## START

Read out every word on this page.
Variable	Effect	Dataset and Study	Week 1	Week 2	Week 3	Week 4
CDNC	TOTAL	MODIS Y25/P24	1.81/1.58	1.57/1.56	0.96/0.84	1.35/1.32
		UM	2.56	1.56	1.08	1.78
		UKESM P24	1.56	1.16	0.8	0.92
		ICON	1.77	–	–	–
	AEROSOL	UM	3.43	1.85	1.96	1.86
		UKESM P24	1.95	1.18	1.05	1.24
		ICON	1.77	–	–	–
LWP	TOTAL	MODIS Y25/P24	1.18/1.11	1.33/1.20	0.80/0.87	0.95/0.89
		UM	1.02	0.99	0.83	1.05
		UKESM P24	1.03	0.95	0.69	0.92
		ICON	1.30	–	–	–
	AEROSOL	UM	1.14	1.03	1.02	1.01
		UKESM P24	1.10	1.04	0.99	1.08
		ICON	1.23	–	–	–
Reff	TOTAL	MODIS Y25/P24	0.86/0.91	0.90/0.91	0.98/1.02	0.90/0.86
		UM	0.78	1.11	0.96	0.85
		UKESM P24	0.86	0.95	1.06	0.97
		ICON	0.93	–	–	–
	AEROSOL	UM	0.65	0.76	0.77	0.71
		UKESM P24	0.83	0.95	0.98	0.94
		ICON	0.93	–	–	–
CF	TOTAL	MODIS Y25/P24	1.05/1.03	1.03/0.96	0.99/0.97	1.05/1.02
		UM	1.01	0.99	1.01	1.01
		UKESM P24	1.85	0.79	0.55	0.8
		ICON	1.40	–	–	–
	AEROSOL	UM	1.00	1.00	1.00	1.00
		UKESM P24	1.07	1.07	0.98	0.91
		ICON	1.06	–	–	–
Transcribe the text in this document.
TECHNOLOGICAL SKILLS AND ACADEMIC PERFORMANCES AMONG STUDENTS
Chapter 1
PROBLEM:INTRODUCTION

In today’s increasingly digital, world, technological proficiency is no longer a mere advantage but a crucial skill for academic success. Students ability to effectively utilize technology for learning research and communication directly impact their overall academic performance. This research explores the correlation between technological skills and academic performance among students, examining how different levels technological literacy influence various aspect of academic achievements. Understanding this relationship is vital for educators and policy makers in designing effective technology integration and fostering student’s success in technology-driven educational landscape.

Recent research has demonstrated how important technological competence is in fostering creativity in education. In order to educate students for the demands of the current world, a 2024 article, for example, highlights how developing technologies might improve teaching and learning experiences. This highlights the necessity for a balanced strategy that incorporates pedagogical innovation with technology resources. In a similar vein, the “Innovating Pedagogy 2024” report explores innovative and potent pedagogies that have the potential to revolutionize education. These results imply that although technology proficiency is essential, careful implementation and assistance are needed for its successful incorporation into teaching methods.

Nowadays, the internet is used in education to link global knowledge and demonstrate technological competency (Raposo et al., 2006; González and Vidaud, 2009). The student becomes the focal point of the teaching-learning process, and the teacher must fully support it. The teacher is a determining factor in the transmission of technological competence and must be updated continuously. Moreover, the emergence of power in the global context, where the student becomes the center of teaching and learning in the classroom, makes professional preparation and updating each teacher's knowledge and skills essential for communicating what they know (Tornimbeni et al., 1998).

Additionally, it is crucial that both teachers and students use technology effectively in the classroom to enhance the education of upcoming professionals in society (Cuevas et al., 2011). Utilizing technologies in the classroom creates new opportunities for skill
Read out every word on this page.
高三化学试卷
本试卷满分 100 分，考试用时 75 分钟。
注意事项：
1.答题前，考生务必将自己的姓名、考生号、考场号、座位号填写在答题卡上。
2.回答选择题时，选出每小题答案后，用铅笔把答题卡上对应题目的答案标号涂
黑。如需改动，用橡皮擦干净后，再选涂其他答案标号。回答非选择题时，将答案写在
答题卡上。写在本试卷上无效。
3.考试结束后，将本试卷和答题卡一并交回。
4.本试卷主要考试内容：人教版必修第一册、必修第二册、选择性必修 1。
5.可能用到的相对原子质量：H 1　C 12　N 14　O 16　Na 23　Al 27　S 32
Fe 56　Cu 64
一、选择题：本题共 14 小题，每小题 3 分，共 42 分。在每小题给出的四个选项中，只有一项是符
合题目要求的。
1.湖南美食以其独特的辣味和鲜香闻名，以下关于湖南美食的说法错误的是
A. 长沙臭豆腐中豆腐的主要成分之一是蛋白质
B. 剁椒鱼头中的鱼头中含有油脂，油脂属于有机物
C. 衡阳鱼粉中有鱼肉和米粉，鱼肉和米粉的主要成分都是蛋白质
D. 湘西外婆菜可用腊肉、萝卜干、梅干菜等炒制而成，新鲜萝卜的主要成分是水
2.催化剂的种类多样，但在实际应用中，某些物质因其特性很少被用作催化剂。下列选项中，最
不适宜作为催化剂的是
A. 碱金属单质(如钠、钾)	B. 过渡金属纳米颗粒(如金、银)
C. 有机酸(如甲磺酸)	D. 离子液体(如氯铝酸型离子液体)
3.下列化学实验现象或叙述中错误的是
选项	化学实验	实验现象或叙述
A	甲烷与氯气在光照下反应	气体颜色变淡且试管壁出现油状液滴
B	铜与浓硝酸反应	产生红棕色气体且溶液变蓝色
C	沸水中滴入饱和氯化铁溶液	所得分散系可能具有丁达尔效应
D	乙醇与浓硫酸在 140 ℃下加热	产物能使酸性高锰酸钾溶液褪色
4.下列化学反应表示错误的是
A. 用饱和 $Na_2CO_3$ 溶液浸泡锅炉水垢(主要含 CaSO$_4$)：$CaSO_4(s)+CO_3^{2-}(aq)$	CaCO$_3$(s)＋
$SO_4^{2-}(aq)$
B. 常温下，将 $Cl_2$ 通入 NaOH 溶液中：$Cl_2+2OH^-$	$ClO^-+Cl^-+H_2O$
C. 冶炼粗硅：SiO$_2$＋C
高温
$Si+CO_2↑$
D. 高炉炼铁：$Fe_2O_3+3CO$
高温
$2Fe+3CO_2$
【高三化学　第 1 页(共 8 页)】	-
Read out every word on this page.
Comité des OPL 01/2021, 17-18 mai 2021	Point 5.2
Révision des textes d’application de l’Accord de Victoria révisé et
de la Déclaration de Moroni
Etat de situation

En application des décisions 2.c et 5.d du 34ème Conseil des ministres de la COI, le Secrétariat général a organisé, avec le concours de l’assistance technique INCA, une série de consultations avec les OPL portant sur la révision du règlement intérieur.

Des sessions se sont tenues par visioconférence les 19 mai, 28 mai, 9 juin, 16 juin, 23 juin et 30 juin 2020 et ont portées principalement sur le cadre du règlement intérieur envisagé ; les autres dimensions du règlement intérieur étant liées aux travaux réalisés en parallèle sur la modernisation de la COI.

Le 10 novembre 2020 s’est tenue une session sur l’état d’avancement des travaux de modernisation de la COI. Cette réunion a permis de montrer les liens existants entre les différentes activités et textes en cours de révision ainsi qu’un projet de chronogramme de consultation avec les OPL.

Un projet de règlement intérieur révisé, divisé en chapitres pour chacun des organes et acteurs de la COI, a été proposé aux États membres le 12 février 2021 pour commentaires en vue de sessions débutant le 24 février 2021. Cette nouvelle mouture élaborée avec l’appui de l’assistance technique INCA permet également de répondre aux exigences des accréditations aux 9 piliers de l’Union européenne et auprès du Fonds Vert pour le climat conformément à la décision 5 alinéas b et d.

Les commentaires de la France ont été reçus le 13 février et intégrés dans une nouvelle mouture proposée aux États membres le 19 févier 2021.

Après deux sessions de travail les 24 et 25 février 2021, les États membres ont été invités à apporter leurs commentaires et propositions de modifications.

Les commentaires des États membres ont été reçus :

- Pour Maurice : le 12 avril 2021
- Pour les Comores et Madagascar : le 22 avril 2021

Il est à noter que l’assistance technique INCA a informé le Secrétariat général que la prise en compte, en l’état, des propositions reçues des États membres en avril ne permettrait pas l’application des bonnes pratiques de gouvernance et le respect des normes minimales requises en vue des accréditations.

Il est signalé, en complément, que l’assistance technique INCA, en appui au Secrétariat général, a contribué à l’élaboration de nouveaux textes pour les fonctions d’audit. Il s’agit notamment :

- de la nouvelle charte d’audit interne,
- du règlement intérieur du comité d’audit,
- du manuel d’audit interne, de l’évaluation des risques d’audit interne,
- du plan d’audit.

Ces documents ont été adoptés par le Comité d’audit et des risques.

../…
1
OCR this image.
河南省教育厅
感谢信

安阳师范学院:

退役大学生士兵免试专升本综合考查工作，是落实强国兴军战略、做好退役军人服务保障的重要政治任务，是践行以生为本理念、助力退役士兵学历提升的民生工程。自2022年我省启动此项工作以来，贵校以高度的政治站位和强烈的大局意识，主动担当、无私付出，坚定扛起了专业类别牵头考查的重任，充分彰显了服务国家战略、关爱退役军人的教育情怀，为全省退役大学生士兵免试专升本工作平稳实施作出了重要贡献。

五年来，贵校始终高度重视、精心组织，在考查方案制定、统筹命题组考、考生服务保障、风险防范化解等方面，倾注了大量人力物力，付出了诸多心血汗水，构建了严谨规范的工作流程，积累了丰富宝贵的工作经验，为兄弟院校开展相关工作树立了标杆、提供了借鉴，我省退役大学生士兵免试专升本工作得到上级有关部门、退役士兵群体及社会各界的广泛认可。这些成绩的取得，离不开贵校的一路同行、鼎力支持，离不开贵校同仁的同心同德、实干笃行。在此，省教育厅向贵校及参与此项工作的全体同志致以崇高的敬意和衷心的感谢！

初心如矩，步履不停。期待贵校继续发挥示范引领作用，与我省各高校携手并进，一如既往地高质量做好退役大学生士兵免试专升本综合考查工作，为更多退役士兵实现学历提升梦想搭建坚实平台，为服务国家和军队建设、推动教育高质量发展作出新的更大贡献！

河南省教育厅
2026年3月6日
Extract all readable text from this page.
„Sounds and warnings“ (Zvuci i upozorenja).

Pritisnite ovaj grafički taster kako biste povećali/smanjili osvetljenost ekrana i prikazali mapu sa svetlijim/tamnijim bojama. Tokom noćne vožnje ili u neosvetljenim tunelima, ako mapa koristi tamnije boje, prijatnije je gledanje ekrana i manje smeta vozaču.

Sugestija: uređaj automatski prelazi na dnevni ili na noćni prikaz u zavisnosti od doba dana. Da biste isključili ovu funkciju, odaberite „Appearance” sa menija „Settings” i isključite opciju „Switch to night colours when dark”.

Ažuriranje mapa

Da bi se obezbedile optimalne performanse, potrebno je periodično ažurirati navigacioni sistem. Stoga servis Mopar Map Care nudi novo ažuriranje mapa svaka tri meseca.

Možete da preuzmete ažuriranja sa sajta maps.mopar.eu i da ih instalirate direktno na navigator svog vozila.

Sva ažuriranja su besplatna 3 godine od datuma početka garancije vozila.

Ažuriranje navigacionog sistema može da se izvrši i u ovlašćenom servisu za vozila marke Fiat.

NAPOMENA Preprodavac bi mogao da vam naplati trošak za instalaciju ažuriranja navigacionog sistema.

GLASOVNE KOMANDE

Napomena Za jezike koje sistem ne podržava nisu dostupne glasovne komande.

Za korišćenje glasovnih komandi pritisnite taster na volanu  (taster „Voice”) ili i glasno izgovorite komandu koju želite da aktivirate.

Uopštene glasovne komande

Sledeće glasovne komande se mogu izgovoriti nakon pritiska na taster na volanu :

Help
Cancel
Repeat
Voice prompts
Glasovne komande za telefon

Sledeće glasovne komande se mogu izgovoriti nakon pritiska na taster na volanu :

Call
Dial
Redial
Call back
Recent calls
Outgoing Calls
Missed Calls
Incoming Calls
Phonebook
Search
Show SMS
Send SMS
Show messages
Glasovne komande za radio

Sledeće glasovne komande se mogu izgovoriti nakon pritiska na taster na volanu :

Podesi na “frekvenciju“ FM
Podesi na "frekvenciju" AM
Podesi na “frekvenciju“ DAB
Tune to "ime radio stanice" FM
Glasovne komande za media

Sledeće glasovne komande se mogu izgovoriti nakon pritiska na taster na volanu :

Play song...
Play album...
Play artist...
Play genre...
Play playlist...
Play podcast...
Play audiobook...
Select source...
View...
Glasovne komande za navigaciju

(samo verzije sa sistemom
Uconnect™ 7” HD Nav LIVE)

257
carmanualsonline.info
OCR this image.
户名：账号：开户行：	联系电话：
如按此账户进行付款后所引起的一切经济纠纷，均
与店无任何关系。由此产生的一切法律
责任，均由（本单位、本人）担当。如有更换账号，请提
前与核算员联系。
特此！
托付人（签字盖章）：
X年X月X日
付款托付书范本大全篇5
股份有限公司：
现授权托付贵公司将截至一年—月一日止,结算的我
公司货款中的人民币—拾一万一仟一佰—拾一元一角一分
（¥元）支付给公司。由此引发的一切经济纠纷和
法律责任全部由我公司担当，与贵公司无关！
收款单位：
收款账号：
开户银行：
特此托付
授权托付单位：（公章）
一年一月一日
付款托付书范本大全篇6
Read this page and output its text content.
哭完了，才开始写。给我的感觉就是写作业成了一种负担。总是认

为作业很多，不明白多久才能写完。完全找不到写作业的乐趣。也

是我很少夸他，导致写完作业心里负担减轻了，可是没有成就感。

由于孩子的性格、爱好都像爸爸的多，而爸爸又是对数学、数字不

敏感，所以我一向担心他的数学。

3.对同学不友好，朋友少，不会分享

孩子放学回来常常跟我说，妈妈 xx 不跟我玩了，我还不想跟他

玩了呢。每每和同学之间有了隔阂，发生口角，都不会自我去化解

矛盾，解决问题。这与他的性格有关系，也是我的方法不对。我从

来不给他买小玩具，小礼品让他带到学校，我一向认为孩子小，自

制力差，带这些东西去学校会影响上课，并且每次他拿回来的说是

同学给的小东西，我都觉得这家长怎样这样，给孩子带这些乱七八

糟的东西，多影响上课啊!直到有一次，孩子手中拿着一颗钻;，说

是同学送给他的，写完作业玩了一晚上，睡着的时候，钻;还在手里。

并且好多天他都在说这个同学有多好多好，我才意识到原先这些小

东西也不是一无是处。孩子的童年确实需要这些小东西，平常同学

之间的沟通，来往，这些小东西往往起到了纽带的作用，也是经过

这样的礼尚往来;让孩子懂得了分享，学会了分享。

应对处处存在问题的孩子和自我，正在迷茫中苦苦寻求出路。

## END

What you need to do:
For the entries shown above, give the number of lines that include the word "TOTAL", without any other text.

Final result:
4